WRITTEN TASK: Check each line of the listing below for the string "Fenice", and give only how many lines hold it.
++++ RECORDED INFORMATION ++++
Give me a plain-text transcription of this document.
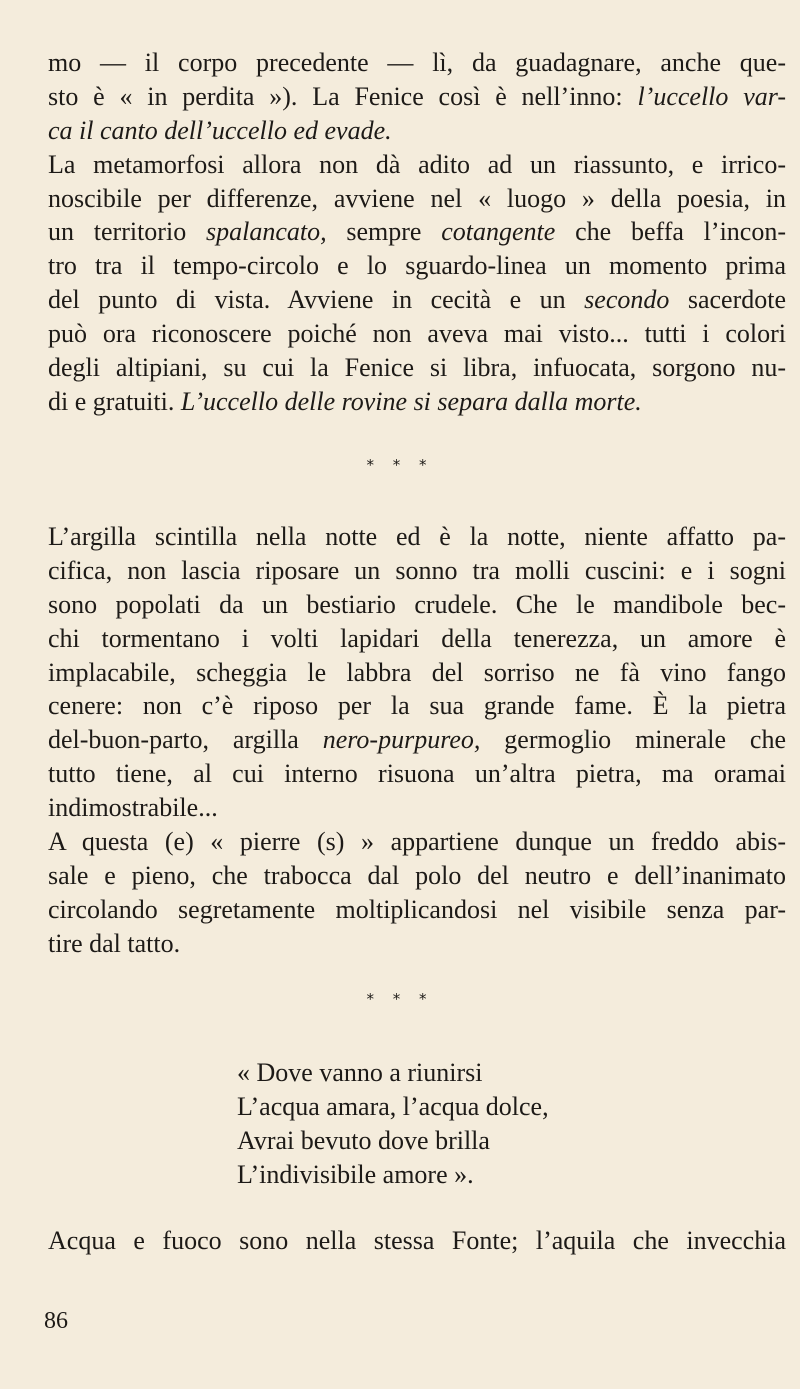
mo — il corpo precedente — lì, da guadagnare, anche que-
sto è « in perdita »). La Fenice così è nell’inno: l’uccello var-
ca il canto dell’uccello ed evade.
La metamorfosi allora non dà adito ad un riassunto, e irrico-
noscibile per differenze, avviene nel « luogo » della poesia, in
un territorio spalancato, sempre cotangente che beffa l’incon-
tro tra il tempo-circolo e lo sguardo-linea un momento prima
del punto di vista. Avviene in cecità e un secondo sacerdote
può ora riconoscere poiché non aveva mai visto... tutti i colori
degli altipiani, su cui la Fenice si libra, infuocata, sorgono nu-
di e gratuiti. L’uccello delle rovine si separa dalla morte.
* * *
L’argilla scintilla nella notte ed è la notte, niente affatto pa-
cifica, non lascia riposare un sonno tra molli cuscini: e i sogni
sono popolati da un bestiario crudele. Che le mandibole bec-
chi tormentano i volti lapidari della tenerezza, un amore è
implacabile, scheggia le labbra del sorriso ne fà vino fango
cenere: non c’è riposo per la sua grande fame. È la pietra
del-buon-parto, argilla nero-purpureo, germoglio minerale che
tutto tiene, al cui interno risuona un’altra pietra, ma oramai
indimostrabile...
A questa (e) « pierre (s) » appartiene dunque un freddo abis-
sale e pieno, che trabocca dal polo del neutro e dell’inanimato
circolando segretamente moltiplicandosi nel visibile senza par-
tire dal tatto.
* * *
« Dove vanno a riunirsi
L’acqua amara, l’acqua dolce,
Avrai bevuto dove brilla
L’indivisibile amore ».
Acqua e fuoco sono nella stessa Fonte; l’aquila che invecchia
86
++++
THE RESULT: 2